__GOAL__: Lines that include the word "name" are the ones to copy.
**** WORKING DATA
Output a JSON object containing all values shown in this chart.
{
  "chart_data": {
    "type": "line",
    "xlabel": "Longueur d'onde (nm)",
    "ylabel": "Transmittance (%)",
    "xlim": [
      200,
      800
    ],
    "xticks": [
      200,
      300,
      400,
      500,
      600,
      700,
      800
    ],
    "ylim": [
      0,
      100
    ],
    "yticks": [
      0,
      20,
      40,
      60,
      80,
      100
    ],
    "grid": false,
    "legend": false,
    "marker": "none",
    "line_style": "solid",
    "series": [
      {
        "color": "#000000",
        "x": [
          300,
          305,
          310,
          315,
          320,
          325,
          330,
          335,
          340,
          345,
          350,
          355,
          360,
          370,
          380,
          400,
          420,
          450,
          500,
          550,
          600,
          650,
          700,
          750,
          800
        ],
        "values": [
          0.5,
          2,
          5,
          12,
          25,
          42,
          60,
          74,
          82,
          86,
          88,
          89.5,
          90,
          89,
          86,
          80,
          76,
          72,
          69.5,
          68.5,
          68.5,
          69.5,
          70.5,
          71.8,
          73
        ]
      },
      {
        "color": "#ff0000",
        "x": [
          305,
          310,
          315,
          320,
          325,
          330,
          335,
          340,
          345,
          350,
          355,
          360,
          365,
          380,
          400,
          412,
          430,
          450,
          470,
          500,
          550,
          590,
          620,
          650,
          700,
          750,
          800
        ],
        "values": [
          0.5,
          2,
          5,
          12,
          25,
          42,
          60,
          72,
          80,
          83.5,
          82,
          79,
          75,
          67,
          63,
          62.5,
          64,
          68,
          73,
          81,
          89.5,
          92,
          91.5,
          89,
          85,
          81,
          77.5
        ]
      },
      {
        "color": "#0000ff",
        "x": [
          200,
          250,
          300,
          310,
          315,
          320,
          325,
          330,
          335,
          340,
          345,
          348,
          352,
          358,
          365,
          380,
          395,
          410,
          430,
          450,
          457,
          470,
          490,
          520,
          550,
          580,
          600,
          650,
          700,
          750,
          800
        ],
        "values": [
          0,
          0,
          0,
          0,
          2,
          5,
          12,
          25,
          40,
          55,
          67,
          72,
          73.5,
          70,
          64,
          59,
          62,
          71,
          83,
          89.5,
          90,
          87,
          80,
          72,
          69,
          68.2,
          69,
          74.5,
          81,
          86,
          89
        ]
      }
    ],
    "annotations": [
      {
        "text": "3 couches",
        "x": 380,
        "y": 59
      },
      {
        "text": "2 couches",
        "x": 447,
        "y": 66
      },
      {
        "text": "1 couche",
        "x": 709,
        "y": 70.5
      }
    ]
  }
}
********
**** WORKING DATA
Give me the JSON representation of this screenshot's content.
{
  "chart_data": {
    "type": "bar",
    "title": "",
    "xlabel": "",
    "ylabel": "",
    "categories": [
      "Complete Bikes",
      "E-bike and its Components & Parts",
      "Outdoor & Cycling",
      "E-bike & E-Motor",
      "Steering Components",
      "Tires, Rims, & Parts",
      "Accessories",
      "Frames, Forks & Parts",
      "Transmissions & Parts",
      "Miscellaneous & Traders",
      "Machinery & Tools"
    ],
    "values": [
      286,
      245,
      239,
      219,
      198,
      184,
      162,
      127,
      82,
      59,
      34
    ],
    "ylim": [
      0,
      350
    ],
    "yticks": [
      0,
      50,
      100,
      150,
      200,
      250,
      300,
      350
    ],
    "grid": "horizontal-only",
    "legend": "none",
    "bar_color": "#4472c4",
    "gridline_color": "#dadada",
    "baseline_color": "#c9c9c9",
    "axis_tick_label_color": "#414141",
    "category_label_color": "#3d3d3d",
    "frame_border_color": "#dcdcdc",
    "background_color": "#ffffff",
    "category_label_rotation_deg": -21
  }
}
********
**** WORKING DATA
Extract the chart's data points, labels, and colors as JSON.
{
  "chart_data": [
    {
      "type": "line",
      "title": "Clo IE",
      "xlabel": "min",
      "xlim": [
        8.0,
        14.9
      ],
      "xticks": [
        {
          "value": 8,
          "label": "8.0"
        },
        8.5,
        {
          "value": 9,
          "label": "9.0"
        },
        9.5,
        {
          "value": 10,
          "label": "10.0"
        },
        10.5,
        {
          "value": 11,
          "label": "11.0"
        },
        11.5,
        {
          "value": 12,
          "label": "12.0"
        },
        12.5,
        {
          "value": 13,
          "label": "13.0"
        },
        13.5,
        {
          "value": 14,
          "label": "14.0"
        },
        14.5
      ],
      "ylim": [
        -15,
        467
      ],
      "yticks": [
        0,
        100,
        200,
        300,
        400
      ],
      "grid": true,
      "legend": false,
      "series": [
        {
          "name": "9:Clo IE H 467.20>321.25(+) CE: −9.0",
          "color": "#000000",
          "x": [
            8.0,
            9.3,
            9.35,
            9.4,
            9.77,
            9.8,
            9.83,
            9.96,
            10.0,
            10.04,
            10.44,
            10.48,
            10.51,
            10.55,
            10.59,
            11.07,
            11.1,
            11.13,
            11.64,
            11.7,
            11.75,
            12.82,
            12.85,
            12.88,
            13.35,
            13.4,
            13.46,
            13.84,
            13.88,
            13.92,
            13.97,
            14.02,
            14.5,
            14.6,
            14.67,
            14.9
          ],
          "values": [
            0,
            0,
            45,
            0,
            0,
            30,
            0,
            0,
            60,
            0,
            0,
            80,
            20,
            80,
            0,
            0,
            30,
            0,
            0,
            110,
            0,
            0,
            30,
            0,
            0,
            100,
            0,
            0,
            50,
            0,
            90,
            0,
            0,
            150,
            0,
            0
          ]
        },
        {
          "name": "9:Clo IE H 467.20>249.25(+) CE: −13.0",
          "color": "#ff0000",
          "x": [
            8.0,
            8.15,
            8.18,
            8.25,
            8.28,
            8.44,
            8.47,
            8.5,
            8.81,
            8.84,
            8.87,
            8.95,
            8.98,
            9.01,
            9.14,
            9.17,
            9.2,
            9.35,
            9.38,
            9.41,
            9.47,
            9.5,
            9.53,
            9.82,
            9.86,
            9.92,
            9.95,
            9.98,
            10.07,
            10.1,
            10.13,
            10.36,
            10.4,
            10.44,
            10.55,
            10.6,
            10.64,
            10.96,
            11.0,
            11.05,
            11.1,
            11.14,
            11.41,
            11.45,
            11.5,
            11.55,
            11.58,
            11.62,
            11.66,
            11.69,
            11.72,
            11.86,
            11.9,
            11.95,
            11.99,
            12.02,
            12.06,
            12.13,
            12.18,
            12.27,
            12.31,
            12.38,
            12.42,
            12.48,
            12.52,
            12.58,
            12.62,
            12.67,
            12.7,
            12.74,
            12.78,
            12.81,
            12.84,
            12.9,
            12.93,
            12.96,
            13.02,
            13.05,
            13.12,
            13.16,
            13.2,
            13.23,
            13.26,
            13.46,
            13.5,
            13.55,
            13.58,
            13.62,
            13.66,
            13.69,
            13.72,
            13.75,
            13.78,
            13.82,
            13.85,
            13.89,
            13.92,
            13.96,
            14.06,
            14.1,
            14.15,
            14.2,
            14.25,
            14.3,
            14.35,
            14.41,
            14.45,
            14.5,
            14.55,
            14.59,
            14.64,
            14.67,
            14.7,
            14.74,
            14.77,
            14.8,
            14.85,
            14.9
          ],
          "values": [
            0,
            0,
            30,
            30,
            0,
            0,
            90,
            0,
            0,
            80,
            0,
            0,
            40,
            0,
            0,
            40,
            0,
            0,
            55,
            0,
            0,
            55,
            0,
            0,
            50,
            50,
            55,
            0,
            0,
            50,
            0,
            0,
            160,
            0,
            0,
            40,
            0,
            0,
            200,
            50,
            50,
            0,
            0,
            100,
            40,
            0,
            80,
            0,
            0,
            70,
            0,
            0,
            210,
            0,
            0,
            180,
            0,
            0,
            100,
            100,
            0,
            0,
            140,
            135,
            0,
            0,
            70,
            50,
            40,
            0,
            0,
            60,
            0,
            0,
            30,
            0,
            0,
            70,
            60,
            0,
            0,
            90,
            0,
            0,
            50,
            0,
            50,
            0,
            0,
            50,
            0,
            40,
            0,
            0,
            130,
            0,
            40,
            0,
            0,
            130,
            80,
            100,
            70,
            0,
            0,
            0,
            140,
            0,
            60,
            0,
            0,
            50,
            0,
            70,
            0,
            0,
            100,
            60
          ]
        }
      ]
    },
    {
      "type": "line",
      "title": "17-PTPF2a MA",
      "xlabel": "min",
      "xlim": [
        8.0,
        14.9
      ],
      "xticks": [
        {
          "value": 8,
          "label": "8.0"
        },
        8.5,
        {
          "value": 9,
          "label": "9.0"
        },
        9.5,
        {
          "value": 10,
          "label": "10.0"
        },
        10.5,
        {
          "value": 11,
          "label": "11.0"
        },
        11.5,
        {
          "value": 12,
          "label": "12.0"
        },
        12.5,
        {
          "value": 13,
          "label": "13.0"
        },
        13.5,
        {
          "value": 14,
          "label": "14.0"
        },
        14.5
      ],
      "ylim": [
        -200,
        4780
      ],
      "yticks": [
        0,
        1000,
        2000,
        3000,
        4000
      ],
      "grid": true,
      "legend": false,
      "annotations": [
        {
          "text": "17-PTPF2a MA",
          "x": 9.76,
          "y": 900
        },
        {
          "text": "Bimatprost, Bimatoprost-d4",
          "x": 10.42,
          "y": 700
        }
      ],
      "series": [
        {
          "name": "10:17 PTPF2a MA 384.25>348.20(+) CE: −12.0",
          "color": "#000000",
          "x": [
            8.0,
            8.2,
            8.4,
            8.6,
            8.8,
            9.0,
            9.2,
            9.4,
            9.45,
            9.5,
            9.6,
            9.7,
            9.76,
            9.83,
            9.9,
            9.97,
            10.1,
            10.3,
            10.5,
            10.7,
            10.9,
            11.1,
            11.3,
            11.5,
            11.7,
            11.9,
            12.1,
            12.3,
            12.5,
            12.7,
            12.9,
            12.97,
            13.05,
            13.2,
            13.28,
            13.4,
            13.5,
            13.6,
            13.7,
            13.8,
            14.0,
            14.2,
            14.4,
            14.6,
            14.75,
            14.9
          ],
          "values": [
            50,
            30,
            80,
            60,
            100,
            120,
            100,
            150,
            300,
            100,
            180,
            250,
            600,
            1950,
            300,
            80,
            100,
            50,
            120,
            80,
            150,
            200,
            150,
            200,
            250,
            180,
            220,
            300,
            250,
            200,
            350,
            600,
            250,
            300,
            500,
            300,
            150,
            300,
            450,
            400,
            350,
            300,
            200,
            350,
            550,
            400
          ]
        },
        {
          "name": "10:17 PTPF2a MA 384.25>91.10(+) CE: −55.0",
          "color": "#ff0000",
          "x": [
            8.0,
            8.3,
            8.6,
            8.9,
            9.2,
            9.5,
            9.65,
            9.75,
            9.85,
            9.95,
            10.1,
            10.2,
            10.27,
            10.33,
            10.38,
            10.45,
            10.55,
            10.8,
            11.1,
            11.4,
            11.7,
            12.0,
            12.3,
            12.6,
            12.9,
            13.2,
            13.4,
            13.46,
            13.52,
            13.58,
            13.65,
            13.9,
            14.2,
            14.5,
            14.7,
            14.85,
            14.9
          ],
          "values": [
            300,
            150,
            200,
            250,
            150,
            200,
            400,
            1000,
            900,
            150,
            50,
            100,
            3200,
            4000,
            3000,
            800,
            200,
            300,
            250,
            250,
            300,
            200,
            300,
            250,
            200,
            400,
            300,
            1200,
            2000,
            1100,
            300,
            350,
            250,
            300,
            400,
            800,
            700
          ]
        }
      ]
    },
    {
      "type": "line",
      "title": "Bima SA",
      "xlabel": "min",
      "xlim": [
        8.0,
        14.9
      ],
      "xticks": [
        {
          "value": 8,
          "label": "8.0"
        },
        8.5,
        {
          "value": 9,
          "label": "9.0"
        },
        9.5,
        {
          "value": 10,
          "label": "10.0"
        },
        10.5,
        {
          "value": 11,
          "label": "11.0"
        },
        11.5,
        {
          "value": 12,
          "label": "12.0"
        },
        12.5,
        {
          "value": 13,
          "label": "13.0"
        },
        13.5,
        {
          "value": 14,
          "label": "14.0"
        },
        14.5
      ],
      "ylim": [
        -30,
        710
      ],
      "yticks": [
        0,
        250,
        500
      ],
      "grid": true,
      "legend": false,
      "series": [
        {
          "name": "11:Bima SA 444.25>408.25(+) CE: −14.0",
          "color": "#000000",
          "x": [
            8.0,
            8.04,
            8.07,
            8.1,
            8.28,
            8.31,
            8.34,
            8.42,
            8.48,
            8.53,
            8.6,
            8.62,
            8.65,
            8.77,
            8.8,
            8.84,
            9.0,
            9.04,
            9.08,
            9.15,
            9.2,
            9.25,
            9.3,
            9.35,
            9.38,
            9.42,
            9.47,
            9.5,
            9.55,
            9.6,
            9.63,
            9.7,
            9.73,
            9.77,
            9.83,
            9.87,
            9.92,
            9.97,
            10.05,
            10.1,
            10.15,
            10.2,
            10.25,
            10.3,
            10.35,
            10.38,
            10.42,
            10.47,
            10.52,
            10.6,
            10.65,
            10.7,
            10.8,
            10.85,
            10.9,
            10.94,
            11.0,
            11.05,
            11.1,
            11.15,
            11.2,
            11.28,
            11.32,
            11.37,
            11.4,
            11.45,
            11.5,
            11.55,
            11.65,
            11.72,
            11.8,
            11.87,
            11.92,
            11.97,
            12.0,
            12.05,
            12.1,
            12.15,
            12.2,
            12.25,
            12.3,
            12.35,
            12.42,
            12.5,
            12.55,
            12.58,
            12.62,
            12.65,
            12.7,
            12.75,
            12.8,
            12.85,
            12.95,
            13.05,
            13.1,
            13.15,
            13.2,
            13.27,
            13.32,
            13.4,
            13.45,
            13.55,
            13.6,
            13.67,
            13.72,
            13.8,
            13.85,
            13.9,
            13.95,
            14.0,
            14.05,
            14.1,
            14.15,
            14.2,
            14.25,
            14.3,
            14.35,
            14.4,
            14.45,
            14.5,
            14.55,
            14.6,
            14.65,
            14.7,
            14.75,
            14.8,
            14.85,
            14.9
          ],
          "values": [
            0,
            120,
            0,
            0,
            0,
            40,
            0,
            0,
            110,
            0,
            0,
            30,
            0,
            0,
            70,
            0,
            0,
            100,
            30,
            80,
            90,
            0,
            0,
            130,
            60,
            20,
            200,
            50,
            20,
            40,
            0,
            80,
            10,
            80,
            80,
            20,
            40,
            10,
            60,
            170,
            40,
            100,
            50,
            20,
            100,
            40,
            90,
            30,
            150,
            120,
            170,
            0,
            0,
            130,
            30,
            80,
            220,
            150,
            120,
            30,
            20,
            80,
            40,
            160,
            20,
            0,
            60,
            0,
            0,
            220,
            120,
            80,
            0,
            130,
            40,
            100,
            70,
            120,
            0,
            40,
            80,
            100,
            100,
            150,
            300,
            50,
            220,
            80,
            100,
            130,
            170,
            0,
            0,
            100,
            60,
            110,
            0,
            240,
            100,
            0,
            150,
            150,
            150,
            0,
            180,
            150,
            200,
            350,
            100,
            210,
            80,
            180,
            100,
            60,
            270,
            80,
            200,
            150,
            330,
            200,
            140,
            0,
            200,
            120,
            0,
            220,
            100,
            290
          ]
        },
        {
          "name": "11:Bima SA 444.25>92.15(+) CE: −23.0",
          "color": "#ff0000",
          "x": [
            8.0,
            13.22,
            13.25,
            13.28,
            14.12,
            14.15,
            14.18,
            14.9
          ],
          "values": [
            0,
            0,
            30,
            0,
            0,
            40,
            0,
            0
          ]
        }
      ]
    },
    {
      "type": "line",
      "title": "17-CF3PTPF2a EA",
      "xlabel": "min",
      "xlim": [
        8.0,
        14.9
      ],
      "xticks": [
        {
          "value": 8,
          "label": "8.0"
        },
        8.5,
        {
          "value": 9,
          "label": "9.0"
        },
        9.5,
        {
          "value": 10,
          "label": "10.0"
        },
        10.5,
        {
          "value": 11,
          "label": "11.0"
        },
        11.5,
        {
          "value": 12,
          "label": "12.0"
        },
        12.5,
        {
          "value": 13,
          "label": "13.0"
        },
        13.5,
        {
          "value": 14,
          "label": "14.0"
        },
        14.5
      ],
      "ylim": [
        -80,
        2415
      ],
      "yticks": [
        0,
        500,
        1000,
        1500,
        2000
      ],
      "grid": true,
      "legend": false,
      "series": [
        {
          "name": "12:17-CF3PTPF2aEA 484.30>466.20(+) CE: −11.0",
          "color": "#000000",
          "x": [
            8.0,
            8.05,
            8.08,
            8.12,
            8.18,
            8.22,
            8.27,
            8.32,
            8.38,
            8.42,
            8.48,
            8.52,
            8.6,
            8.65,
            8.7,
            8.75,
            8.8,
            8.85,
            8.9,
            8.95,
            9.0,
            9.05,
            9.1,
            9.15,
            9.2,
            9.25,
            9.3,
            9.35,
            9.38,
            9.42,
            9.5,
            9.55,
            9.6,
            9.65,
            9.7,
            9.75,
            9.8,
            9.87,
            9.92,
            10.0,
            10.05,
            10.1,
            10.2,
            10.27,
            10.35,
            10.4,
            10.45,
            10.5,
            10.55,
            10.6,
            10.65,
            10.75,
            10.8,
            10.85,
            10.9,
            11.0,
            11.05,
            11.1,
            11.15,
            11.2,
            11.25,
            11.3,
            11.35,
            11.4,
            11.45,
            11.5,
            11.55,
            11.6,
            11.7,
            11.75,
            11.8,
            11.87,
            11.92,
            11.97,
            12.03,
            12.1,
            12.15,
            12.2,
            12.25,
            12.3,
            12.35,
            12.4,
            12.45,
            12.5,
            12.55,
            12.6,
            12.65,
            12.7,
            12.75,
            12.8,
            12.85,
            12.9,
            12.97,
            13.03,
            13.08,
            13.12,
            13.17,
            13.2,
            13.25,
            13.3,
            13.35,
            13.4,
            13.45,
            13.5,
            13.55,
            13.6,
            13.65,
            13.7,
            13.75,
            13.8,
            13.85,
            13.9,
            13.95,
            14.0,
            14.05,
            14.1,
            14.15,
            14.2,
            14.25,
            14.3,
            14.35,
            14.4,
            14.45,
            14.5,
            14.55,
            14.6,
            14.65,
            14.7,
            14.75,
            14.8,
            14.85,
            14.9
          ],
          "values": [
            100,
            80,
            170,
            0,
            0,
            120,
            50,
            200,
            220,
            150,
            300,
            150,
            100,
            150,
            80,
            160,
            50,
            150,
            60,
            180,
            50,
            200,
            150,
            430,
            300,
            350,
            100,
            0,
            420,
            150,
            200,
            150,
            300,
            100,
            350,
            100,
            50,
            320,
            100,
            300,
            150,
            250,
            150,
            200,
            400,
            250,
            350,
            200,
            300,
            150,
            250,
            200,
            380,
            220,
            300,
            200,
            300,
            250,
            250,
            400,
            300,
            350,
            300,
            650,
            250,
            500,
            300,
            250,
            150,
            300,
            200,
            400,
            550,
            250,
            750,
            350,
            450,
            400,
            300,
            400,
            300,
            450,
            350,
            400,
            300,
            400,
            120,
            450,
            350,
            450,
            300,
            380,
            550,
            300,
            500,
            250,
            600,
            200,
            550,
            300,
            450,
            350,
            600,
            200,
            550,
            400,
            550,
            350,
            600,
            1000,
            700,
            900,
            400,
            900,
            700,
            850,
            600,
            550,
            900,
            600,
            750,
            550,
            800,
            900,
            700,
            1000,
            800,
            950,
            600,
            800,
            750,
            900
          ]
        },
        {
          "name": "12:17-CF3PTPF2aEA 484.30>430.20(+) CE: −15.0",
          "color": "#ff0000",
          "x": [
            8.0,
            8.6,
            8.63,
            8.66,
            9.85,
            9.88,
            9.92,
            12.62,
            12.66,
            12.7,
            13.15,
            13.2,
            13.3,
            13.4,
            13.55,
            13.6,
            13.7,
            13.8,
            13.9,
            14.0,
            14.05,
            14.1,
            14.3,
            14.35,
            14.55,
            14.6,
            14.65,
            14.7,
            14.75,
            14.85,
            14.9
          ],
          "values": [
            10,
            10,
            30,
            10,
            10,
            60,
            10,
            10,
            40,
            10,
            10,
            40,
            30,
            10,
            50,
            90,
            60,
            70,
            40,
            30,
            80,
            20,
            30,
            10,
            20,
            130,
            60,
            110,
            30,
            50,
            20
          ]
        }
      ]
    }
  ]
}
********
__RESPONSE BELOW__:
          "name": "9:Clo IE H 467.20>321.25(+) CE: −9.0",
          "name": "9:Clo IE H 467.20>249.25(+) CE: −13.0",
          "name": "10:17 PTPF2a MA 384.25>348.20(+) CE: −12.0",
          "name": "10:17 PTPF2a MA 384.25>91.10(+) CE: −55.0",
          "name": "11:Bima SA 444.25>408.25(+) CE: −14.0",
          "name": "11:Bima SA 444.25>92.15(+) CE: −23.0",
          "name": "12:17-CF3PTPF2aEA 484.30>466.20(+) CE: −11.0",
          "name": "12:17-CF3PTPF2aEA 484.30>430.20(+) CE: −15.0",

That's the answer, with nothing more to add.